• [WHAT IS BEING ASKED]:
Write out the full listing exactly as given, minus the images.

· · · ·

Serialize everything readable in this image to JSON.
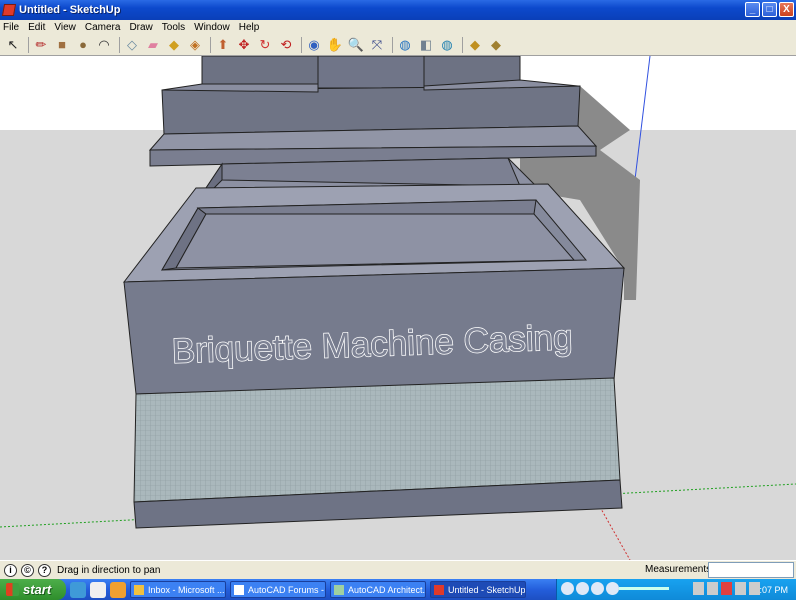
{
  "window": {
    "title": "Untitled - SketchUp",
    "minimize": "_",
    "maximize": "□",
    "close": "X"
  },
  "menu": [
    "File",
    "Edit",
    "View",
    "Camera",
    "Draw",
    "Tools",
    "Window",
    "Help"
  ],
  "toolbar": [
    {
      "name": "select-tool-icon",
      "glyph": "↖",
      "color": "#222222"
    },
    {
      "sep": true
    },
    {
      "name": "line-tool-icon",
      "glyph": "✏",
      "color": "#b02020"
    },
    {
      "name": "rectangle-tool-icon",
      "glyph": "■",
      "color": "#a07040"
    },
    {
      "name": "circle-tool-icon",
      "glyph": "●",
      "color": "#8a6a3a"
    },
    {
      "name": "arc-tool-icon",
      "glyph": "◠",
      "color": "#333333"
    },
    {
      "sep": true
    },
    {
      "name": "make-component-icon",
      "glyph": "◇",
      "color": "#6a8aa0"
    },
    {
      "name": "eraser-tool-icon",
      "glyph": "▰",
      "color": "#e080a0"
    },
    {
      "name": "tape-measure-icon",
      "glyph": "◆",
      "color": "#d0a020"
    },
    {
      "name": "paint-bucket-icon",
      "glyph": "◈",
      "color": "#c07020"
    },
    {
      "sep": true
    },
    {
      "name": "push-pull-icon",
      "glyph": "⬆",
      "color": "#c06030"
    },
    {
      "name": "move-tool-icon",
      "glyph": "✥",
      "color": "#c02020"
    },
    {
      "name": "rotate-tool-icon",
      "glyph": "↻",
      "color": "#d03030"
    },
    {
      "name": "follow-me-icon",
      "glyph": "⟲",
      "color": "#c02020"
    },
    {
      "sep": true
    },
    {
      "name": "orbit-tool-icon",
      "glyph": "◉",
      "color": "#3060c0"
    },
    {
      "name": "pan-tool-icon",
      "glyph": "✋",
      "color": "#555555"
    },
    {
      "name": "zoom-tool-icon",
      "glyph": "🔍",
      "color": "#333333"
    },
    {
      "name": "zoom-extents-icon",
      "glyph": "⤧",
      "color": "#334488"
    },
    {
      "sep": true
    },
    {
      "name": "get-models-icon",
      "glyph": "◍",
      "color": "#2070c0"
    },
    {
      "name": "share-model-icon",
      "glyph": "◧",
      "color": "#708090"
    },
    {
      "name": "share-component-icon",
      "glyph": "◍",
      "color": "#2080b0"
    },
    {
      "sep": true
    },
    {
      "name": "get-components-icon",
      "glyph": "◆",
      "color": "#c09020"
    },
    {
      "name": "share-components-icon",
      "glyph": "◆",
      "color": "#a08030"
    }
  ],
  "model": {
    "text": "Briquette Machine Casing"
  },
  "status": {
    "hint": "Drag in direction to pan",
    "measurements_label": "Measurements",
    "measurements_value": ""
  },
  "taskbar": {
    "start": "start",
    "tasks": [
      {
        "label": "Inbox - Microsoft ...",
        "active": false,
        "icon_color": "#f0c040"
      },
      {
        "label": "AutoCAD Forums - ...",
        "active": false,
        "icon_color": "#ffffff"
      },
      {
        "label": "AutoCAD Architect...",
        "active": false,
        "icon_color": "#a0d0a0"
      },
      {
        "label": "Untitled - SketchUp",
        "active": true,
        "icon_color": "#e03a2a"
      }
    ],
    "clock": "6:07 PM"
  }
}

· · · ·

• [WRITTEN RESPONSE]:
Serialize everything readable in this image to JSON.
{
  "window": {
    "title": "Untitled - SketchUp",
    "minimize": "_",
    "maximize": "□",
    "close": "X"
  },
  "menu": [
    "File",
    "Edit",
    "View",
    "Camera",
    "Draw",
    "Tools",
    "Window",
    "Help"
  ],
  "toolbar": [
    {
      "name": "select-tool-icon",
      "glyph": "↖",
      "color": "#222222"
    },
    {
      "sep": true
    },
    {
      "name": "line-tool-icon",
      "glyph": "✏",
      "color": "#b02020"
    },
    {
      "name": "rectangle-tool-icon",
      "glyph": "■",
      "color": "#a07040"
    },
    {
      "name": "circle-tool-icon",
      "glyph": "●",
      "color": "#8a6a3a"
    },
    {
      "name": "arc-tool-icon",
      "glyph": "◠",
      "color": "#333333"
    },
    {
      "sep": true
    },
    {
      "name": "make-component-icon",
      "glyph": "◇",
      "color": "#6a8aa0"
    },
    {
      "name": "eraser-tool-icon",
      "glyph": "▰",
      "color": "#e080a0"
    },
    {
      "name": "tape-measure-icon",
      "glyph": "◆",
      "color": "#d0a020"
    },
    {
      "name": "paint-bucket-icon",
      "glyph": "◈",
      "color": "#c07020"
    },
    {
      "sep": true
    },
    {
      "name": "push-pull-icon",
      "glyph": "⬆",
      "color": "#c06030"
    },
    {
      "name": "move-tool-icon",
      "glyph": "✥",
      "color": "#c02020"
    },
    {
      "name": "rotate-tool-icon",
      "glyph": "↻",
      "color": "#d03030"
    },
    {
      "name": "follow-me-icon",
      "glyph": "⟲",
      "color": "#c02020"
    },
    {
      "sep": true
    },
    {
      "name": "orbit-tool-icon",
      "glyph": "◉",
      "color": "#3060c0"
    },
    {
      "name": "pan-tool-icon",
      "glyph": "✋",
      "color": "#555555"
    },
    {
      "name": "zoom-tool-icon",
      "glyph": "🔍",
      "color": "#333333"
    },
    {
      "name": "zoom-extents-icon",
      "glyph": "⤧",
      "color": "#334488"
    },
    {
      "sep": true
    },
    {
      "name": "get-models-icon",
      "glyph": "◍",
      "color": "#2070c0"
    },
    {
      "name": "share-model-icon",
      "glyph": "◧",
      "color": "#708090"
    },
    {
      "name": "share-component-icon",
      "glyph": "◍",
      "color": "#2080b0"
    },
    {
      "sep": true
    },
    {
      "name": "get-components-icon",
      "glyph": "◆",
      "color": "#c09020"
    },
    {
      "name": "share-components-icon",
      "glyph": "◆",
      "color": "#a08030"
    }
  ],
  "model": {
    "text": "Briquette Machine Casing"
  },
  "status": {
    "hint": "Drag in direction to pan",
    "measurements_label": "Measurements",
    "measurements_value": ""
  },
  "taskbar": {
    "start": "start",
    "tasks": [
      {
        "label": "Inbox - Microsoft ...",
        "active": false,
        "icon_color": "#f0c040"
      },
      {
        "label": "AutoCAD Forums - ...",
        "active": false,
        "icon_color": "#ffffff"
      },
      {
        "label": "AutoCAD Architect...",
        "active": false,
        "icon_color": "#a0d0a0"
      },
      {
        "label": "Untitled - SketchUp",
        "active": true,
        "icon_color": "#e03a2a"
      }
    ],
    "clock": "6:07 PM"
  }
}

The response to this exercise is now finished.